◆ WRITTEN TASK ◆
Retype the data below without altering anything.

◆ RECORDS FOR THE EXERCISE ◆
···

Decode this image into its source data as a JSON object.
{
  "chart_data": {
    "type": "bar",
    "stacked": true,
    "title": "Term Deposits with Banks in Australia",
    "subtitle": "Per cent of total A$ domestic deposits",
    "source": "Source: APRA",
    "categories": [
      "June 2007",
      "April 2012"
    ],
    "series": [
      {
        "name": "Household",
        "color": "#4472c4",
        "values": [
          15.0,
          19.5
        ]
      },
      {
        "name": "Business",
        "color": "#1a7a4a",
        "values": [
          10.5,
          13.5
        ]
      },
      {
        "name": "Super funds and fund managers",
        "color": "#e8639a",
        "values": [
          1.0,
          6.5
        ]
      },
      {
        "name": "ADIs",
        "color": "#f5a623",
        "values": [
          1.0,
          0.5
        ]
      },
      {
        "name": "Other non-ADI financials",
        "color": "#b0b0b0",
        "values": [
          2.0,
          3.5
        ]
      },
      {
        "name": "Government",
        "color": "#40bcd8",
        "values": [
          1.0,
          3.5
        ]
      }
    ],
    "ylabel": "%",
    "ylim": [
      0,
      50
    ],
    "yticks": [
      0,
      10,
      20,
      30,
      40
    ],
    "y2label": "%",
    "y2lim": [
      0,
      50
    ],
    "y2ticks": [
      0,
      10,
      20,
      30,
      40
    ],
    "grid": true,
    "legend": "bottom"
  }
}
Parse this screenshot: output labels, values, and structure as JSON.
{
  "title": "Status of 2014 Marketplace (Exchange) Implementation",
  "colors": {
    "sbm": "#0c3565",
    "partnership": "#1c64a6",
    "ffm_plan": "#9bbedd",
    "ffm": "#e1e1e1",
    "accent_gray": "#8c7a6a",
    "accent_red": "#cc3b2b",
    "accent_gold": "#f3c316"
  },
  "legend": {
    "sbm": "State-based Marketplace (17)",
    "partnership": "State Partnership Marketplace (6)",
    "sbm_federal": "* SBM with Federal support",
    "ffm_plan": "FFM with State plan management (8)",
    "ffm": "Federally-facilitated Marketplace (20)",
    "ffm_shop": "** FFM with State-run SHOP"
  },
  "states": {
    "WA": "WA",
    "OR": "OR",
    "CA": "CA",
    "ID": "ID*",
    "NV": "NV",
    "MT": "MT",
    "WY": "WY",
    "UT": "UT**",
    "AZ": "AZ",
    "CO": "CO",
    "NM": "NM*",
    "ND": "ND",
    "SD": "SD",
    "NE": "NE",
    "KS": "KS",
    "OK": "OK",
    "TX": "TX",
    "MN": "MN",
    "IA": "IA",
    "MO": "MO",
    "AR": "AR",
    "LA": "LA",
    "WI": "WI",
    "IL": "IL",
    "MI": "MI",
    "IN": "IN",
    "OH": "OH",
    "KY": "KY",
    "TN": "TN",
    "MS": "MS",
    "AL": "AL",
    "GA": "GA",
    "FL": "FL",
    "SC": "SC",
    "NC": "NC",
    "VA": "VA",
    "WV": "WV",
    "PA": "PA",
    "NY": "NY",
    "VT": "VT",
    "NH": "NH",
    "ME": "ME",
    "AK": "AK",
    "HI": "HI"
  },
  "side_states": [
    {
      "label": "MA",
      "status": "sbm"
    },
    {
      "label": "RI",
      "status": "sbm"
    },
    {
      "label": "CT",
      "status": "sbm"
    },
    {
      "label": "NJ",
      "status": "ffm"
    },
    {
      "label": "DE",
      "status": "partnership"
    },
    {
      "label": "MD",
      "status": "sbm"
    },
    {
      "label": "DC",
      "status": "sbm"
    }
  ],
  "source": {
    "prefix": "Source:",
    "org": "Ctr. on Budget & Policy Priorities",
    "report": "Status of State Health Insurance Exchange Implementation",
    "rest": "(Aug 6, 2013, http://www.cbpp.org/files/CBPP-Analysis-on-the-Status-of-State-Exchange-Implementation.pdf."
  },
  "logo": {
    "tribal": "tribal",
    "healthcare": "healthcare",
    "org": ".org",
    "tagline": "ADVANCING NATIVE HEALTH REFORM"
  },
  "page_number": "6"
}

···

◆ COMPLETE OUTPUT ◆
Decode this image into its source data as a JSON object.
{
  "chart_data": {
    "type": "bar",
    "stacked": true,
    "title": "Term Deposits with Banks in Australia",
    "subtitle": "Per cent of total A$ domestic deposits",
    "source": "Source: APRA",
    "categories": [
      "June 2007",
      "April 2012"
    ],
    "series": [
      {
        "name": "Household",
        "color": "#4472c4",
        "values": [
          15.0,
          19.5
        ]
      },
      {
        "name": "Business",
        "color": "#1a7a4a",
        "values": [
          10.5,
          13.5
        ]
      },
      {
        "name": "Super funds and fund managers",
        "color": "#e8639a",
        "values": [
          1.0,
          6.5
        ]
      },
      {
        "name": "ADIs",
        "color": "#f5a623",
        "values": [
          1.0,
          0.5
        ]
      },
      {
        "name": "Other non-ADI financials",
        "color": "#b0b0b0",
        "values": [
          2.0,
          3.5
        ]
      },
      {
        "name": "Government",
        "color": "#40bcd8",
        "values": [
          1.0,
          3.5
        ]
      }
    ],
    "ylabel": "%",
    "ylim": [
      0,
      50
    ],
    "yticks": [
      0,
      10,
      20,
      30,
      40
    ],
    "y2label": "%",
    "y2lim": [
      0,
      50
    ],
    "y2ticks": [
      0,
      10,
      20,
      30,
      40
    ],
    "grid": true,
    "legend": "bottom"
  }
}
Parse this screenshot: output labels, values, and structure as JSON.
{
  "title": "Status of 2014 Marketplace (Exchange) Implementation",
  "colors": {
    "sbm": "#0c3565",
    "partnership": "#1c64a6",
    "ffm_plan": "#9bbedd",
    "ffm": "#e1e1e1",
    "accent_gray": "#8c7a6a",
    "accent_red": "#cc3b2b",
    "accent_gold": "#f3c316"
  },
  "legend": {
    "sbm": "State-based Marketplace (17)",
    "partnership": "State Partnership Marketplace (6)",
    "sbm_federal": "* SBM with Federal support",
    "ffm_plan": "FFM with State plan management (8)",
    "ffm": "Federally-facilitated Marketplace (20)",
    "ffm_shop": "** FFM with State-run SHOP"
  },
  "states": {
    "WA": "WA",
    "OR": "OR",
    "CA": "CA",
    "ID": "ID*",
    "NV": "NV",
    "MT": "MT",
    "WY": "WY",
    "UT": "UT**",
    "AZ": "AZ",
    "CO": "CO",
    "NM": "NM*",
    "ND": "ND",
    "SD": "SD",
    "NE": "NE",
    "KS": "KS",
    "OK": "OK",
    "TX": "TX",
    "MN": "MN",
    "IA": "IA",
    "MO": "MO",
    "AR": "AR",
    "LA": "LA",
    "WI": "WI",
    "IL": "IL",
    "MI": "MI",
    "IN": "IN",
    "OH": "OH",
    "KY": "KY",
    "TN": "TN",
    "MS": "MS",
    "AL": "AL",
    "GA": "GA",
    "FL": "FL",
    "SC": "SC",
    "NC": "NC",
    "VA": "VA",
    "WV": "WV",
    "PA": "PA",
    "NY": "NY",
    "VT": "VT",
    "NH": "NH",
    "ME": "ME",
    "AK": "AK",
    "HI": "HI"
  },
  "side_states": [
    {
      "label": "MA",
      "status": "sbm"
    },
    {
      "label": "RI",
      "status": "sbm"
    },
    {
      "label": "CT",
      "status": "sbm"
    },
    {
      "label": "NJ",
      "status": "ffm"
    },
    {
      "label": "DE",
      "status": "partnership"
    },
    {
      "label": "MD",
      "status": "sbm"
    },
    {
      "label": "DC",
      "status": "sbm"
    }
  ],
  "source": {
    "prefix": "Source:",
    "org": "Ctr. on Budget & Policy Priorities",
    "report": "Status of State Health Insurance Exchange Implementation",
    "rest": "(Aug 6, 2013, http://www.cbpp.org/files/CBPP-Analysis-on-the-Status-of-State-Exchange-Implementation.pdf."
  },
  "logo": {
    "tribal": "tribal",
    "healthcare": "healthcare",
    "org": ".org",
    "tagline": "ADVANCING NATIVE HEALTH REFORM"
  },
  "page_number": "6"
}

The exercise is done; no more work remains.